What to do —
Reproduce this listing in full.

#### Given records

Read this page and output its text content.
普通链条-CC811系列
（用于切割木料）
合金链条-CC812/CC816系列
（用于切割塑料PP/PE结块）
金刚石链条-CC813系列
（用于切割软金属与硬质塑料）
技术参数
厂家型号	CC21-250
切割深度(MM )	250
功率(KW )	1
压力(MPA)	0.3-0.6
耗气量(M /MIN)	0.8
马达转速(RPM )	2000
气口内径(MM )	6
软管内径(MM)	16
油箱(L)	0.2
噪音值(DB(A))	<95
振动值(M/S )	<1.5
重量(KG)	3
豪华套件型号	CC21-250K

########

The completed task —
Read this page and output its text content.
普通链条-CC811系列
（用于切割木料）
合金链条-CC812/CC816系列
（用于切割塑料PP/PE结块）
金刚石链条-CC813系列
（用于切割软金属与硬质塑料）
技术参数
厂家型号	CC21-250
切割深度(MM )	250
功率(KW )	1
压力(MPA)	0.3-0.6
耗气量(M /MIN)	0.8
马达转速(RPM )	2000
气口内径(MM )	6
软管内径(MM)	16
油箱(L)	0.2
噪音值(DB(A))	<95
振动值(M/S )	<1.5
重量(KG)	3
豪华套件型号	CC21-250K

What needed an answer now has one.